─── PASSAGE GIVEN ───

Navigating SEC Scrutiny: How Private Equity Firms Can Stay Ahead of Regulatory Changes

Private equity has been long considered a "lightly regulated industry" until recently when the government decided to change its approach and increase transparency, fairness and accountability" in the sector. The recent rulemaking initiatives by the U.S. Securities and Exchange Commission directed towards private funds and investment advisors set a clear trend for new regulatory requirements. Below, we discuss key SEC initiatives, the novel challenges for the sector and how private equity firms can get a better footing at compliance by implementing new processes and leveraging regulatory filing software.

SEC Rulemaking for Private Equity 

Over the last few years, the SEC has initiated a number of rules with a direct impact on the private equity sector. While one of them was already overturned by court, with several others still in the making, it is already evident that the SEC will keep PE firms on its radar.

Rules for Private Fund Advisers

Under a new set of rules initiated in August 2023, the SEC required private funds to:

  •  issue expanded quarterly financial statements,
  • disclose any preferential treatment of investors via so-called 'side-letters,'
  • conduct annual audits,
  • get a 'fairness opinion' on secondary transactions led by advisers,
  • restrict certain activities without submitting complex disclosures.

The regulator voted 3:2 to implement the Rule with the goal of increasing transparency, fairness and accountability in the industry, known to account for $25 trillion in assets. To the relief of many, in June 2024, the Fifth Circuit Court of Appeal struck down the new Rule, finding that the SEC overstepped its authority. Still, it is anticipated that the regulator will keep its focus on private entity firms and leverage its statutory tools to challenge policies, processes and disclosures related to transactions and preferential terms considered as "restricted" according to the Rule. 

Safeguarding Advisory Client Assets

The Safeguarding Advisory Client Assets Rule expands the scope of assets covered under the existing custody rule of the Investment Advisers Act of 1940, extending beyond clients' funds and securities. Under the new proposal, the Rule will encompass all assets held in advisory accounts, including crypto, cash, art and other physical assets. 

Predictive Data Analytics Rule

Seeking to eliminate conflicts of interest, the SEC has initiated yet another set of rules related to the use of predictive data analytics in investor interactions by investment advisers and broker-dealers. The proposed Rule requires a firm that uses predictive data analytics technology in an investor interaction to have written policies and procedures designed to prevent violations or achieve compliance. 

Outsourcing Rule 

Under the new Rule proposed back in 2022, the SEC initiated new standards for registered investment advisers that outsource some of their "core advisory functions." According to the SEC Outsourcing Rule, a registered investment advisor is required to conduct due diligence and monitor service providers continuously and keep records of such due diligence and monitoring.

Cybersecurity Rule

In its newly proposed cybersecurity risk management regulation, the SEC expects registered advisers and funds to implement policies and procedures to address cybersecurity risks, report significant cybersecurity incidents and file risks and incidents disclosures.

─── ENTRIES SHOWN ───

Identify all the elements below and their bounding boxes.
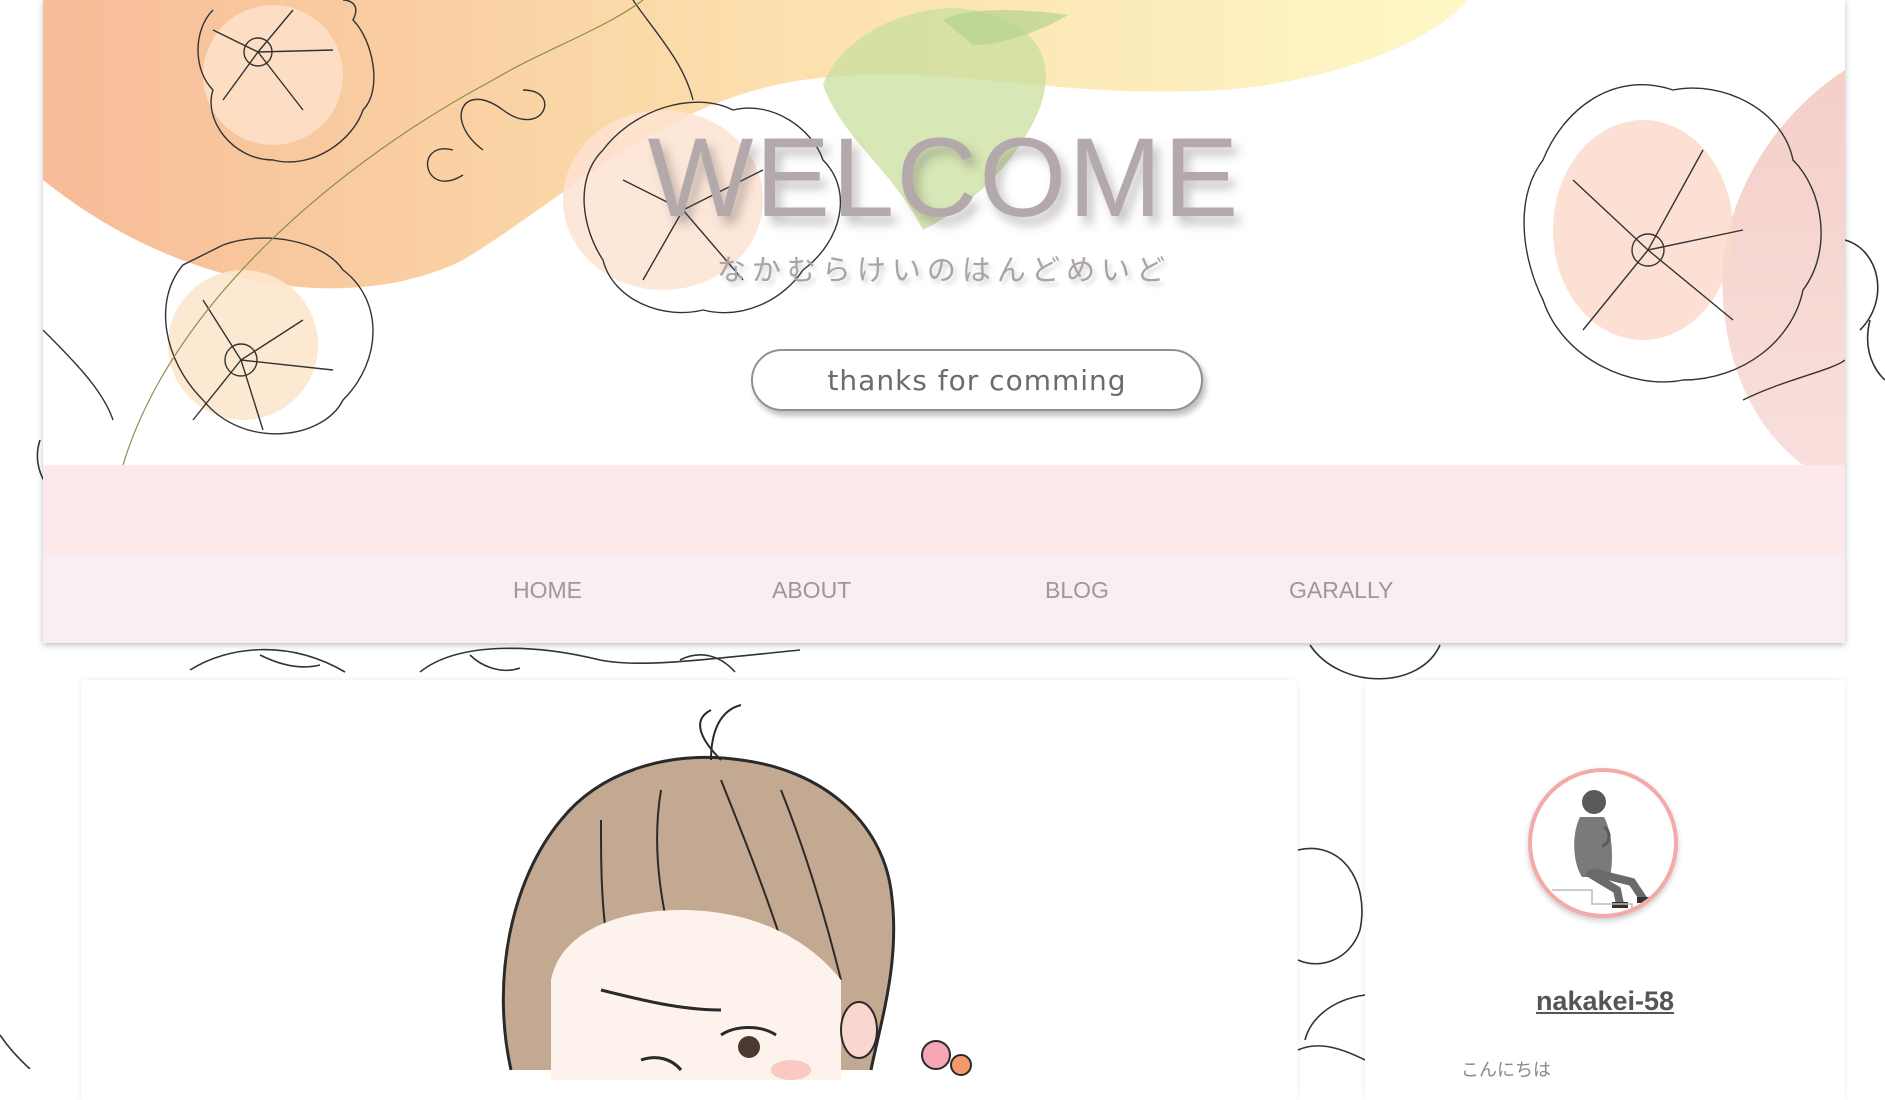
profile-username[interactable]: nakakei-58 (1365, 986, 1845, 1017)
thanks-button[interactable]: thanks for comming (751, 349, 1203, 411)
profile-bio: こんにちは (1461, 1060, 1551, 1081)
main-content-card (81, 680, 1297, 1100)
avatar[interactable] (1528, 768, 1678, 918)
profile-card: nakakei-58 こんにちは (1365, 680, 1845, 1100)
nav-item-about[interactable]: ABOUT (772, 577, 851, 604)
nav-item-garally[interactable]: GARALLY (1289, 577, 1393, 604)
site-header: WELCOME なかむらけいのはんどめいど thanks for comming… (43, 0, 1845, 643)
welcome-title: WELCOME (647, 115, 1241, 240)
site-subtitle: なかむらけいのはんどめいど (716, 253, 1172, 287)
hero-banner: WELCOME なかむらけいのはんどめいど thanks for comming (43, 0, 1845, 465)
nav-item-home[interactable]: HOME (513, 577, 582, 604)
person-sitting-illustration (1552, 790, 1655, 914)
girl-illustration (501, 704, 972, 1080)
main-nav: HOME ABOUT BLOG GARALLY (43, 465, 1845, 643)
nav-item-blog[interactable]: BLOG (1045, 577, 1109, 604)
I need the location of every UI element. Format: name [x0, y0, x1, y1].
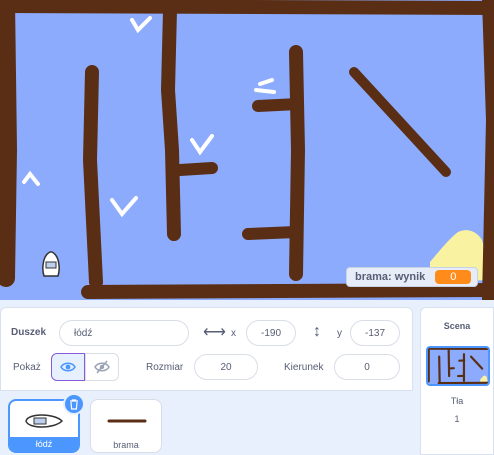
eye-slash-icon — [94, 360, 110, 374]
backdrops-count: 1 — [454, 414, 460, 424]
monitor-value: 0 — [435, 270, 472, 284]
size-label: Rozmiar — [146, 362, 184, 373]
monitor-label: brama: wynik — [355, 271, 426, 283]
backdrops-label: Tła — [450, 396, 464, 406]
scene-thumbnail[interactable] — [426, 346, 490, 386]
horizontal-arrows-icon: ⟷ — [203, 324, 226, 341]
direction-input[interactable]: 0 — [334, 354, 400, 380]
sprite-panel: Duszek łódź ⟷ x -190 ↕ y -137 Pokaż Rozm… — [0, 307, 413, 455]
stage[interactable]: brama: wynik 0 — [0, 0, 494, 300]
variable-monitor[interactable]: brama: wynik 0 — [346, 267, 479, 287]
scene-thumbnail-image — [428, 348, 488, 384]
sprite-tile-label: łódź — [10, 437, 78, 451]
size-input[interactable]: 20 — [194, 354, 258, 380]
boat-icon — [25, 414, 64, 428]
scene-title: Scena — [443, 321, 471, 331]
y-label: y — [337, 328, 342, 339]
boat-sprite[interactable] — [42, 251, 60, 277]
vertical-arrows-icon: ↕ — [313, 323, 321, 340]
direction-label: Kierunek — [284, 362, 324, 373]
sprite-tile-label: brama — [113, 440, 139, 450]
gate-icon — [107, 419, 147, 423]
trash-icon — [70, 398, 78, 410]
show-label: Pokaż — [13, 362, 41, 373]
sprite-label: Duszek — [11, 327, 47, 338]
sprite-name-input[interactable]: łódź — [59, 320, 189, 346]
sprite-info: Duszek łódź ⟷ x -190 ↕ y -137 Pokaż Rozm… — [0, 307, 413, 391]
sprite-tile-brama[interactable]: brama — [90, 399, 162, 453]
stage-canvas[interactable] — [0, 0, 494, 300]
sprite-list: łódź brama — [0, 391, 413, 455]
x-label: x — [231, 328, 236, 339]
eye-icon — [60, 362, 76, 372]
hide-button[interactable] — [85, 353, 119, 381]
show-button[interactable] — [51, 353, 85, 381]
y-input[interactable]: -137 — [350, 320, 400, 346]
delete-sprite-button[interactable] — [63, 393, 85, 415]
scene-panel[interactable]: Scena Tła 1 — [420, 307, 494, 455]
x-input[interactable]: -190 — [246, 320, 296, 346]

───

[DIRECTIVES]
**A)** According to the article on SEC scrutiny of private equity, which court struck down the private fund adviser rule in June 2024?
**B)** Reproduce the stretch of the article on SEC scrutiny from "Under the new Rule" through "and incidents disclosures.", swapping out "due diligence" for "vetting" at each occurrence.

[ANSWERS BY TASK]
**A)** The Fifth Circuit Court of Appeal

**B)**
Under the new Rule proposed back in 2022, the SEC initiated new standards for registered investment advisers that outsource some of their "core advisory functions." According to the SEC Outsourcing Rule, a registered investment advisor is required to conduct vetting and monitor service providers continuously and keep records of such vetting and monitoring.

Cybersecurity Rule

In its newly proposed cybersecurity risk management regulation, the SEC expects registered advisers and funds to implement policies and procedures to address cybersecurity risks, report significant cybersecurity incidents and file risks and incidents disclosures.